Output every entry exactly as written, but omit the pictures.

#####

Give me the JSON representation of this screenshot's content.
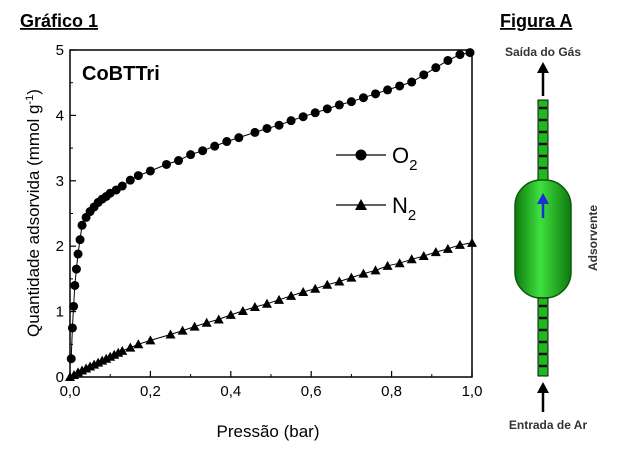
{
  "page": {
    "left_title": "Gráfico 1",
    "right_title": "Figura A"
  },
  "chart_data": {
    "type": "scatter",
    "inset_label": "CoBTTri",
    "xlabel": "Pressão (bar)",
    "ylabel_main": "Quantidade adsorvida (mmol g",
    "ylabel_sup": "-1",
    "ylabel_end": ")",
    "xlim": [
      0,
      1.0
    ],
    "ylim": [
      0,
      5
    ],
    "x_ticks": [
      0.0,
      0.2,
      0.4,
      0.6,
      0.8,
      1.0
    ],
    "x_tick_labels": [
      "0,0",
      "0,2",
      "0,4",
      "0,6",
      "0,8",
      "1,0"
    ],
    "y_ticks": [
      0,
      1,
      2,
      3,
      4,
      5
    ],
    "y_tick_labels": [
      "0",
      "1",
      "2",
      "3",
      "4",
      "5"
    ],
    "grid": false,
    "legend_position": "middle-right",
    "series": [
      {
        "name": "O",
        "name_sub": "2",
        "marker": "circle",
        "color": "#000000",
        "x": [
          0.003,
          0.006,
          0.009,
          0.012,
          0.016,
          0.02,
          0.025,
          0.03,
          0.04,
          0.05,
          0.06,
          0.07,
          0.08,
          0.09,
          0.1,
          0.115,
          0.13,
          0.15,
          0.17,
          0.2,
          0.24,
          0.27,
          0.3,
          0.33,
          0.36,
          0.39,
          0.42,
          0.46,
          0.49,
          0.52,
          0.55,
          0.58,
          0.61,
          0.64,
          0.67,
          0.7,
          0.73,
          0.76,
          0.79,
          0.82,
          0.85,
          0.88,
          0.91,
          0.94,
          0.97,
          0.995
        ],
        "y": [
          0.28,
          0.75,
          1.08,
          1.4,
          1.65,
          1.88,
          2.1,
          2.32,
          2.44,
          2.53,
          2.6,
          2.67,
          2.72,
          2.76,
          2.81,
          2.86,
          2.92,
          3.01,
          3.08,
          3.15,
          3.25,
          3.31,
          3.4,
          3.46,
          3.53,
          3.6,
          3.66,
          3.74,
          3.8,
          3.85,
          3.92,
          3.98,
          4.04,
          4.1,
          4.16,
          4.21,
          4.27,
          4.33,
          4.39,
          4.45,
          4.51,
          4.62,
          4.73,
          4.84,
          4.93,
          4.96
        ]
      },
      {
        "name": "N",
        "name_sub": "2",
        "marker": "triangle",
        "color": "#000000",
        "x": [
          0.0,
          0.01,
          0.02,
          0.03,
          0.04,
          0.05,
          0.06,
          0.07,
          0.08,
          0.09,
          0.1,
          0.11,
          0.12,
          0.13,
          0.15,
          0.17,
          0.2,
          0.25,
          0.28,
          0.31,
          0.34,
          0.37,
          0.4,
          0.43,
          0.46,
          0.49,
          0.52,
          0.55,
          0.58,
          0.61,
          0.64,
          0.67,
          0.7,
          0.73,
          0.76,
          0.79,
          0.82,
          0.85,
          0.88,
          0.91,
          0.94,
          0.97,
          1.0
        ],
        "y": [
          0.0,
          0.03,
          0.07,
          0.1,
          0.13,
          0.16,
          0.19,
          0.22,
          0.25,
          0.28,
          0.31,
          0.34,
          0.37,
          0.4,
          0.45,
          0.5,
          0.56,
          0.65,
          0.71,
          0.77,
          0.83,
          0.88,
          0.95,
          1.01,
          1.07,
          1.12,
          1.18,
          1.24,
          1.3,
          1.35,
          1.41,
          1.46,
          1.52,
          1.58,
          1.63,
          1.7,
          1.74,
          1.8,
          1.85,
          1.91,
          1.96,
          2.02,
          2.05
        ]
      }
    ]
  },
  "figure_a": {
    "top_label": "Saída do Gás",
    "bottom_label": "Entrada de Ar",
    "side_label": "Adsorvente",
    "column_color": "#1fb81f",
    "flow_arrow_color": "#1a2ed6"
  }
}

#####

Correct result
Give me the JSON representation of this screenshot's content.
{
  "page": {
    "left_title": "Gráfico 1",
    "right_title": "Figura A"
  },
  "chart_data": {
    "type": "scatter",
    "inset_label": "CoBTTri",
    "xlabel": "Pressão (bar)",
    "ylabel_main": "Quantidade adsorvida (mmol g",
    "ylabel_sup": "-1",
    "ylabel_end": ")",
    "xlim": [
      0,
      1.0
    ],
    "ylim": [
      0,
      5
    ],
    "x_ticks": [
      0.0,
      0.2,
      0.4,
      0.6,
      0.8,
      1.0
    ],
    "x_tick_labels": [
      "0,0",
      "0,2",
      "0,4",
      "0,6",
      "0,8",
      "1,0"
    ],
    "y_ticks": [
      0,
      1,
      2,
      3,
      4,
      5
    ],
    "y_tick_labels": [
      "0",
      "1",
      "2",
      "3",
      "4",
      "5"
    ],
    "grid": false,
    "legend_position": "middle-right",
    "series": [
      {
        "name": "O",
        "name_sub": "2",
        "marker": "circle",
        "color": "#000000",
        "x": [
          0.003,
          0.006,
          0.009,
          0.012,
          0.016,
          0.02,
          0.025,
          0.03,
          0.04,
          0.05,
          0.06,
          0.07,
          0.08,
          0.09,
          0.1,
          0.115,
          0.13,
          0.15,
          0.17,
          0.2,
          0.24,
          0.27,
          0.3,
          0.33,
          0.36,
          0.39,
          0.42,
          0.46,
          0.49,
          0.52,
          0.55,
          0.58,
          0.61,
          0.64,
          0.67,
          0.7,
          0.73,
          0.76,
          0.79,
          0.82,
          0.85,
          0.88,
          0.91,
          0.94,
          0.97,
          0.995
        ],
        "y": [
          0.28,
          0.75,
          1.08,
          1.4,
          1.65,
          1.88,
          2.1,
          2.32,
          2.44,
          2.53,
          2.6,
          2.67,
          2.72,
          2.76,
          2.81,
          2.86,
          2.92,
          3.01,
          3.08,
          3.15,
          3.25,
          3.31,
          3.4,
          3.46,
          3.53,
          3.6,
          3.66,
          3.74,
          3.8,
          3.85,
          3.92,
          3.98,
          4.04,
          4.1,
          4.16,
          4.21,
          4.27,
          4.33,
          4.39,
          4.45,
          4.51,
          4.62,
          4.73,
          4.84,
          4.93,
          4.96
        ]
      },
      {
        "name": "N",
        "name_sub": "2",
        "marker": "triangle",
        "color": "#000000",
        "x": [
          0.0,
          0.01,
          0.02,
          0.03,
          0.04,
          0.05,
          0.06,
          0.07,
          0.08,
          0.09,
          0.1,
          0.11,
          0.12,
          0.13,
          0.15,
          0.17,
          0.2,
          0.25,
          0.28,
          0.31,
          0.34,
          0.37,
          0.4,
          0.43,
          0.46,
          0.49,
          0.52,
          0.55,
          0.58,
          0.61,
          0.64,
          0.67,
          0.7,
          0.73,
          0.76,
          0.79,
          0.82,
          0.85,
          0.88,
          0.91,
          0.94,
          0.97,
          1.0
        ],
        "y": [
          0.0,
          0.03,
          0.07,
          0.1,
          0.13,
          0.16,
          0.19,
          0.22,
          0.25,
          0.28,
          0.31,
          0.34,
          0.37,
          0.4,
          0.45,
          0.5,
          0.56,
          0.65,
          0.71,
          0.77,
          0.83,
          0.88,
          0.95,
          1.01,
          1.07,
          1.12,
          1.18,
          1.24,
          1.3,
          1.35,
          1.41,
          1.46,
          1.52,
          1.58,
          1.63,
          1.7,
          1.74,
          1.8,
          1.85,
          1.91,
          1.96,
          2.02,
          2.05
        ]
      }
    ]
  },
  "figure_a": {
    "top_label": "Saída do Gás",
    "bottom_label": "Entrada de Ar",
    "side_label": "Adsorvente",
    "column_color": "#1fb81f",
    "flow_arrow_color": "#1a2ed6"
  }
}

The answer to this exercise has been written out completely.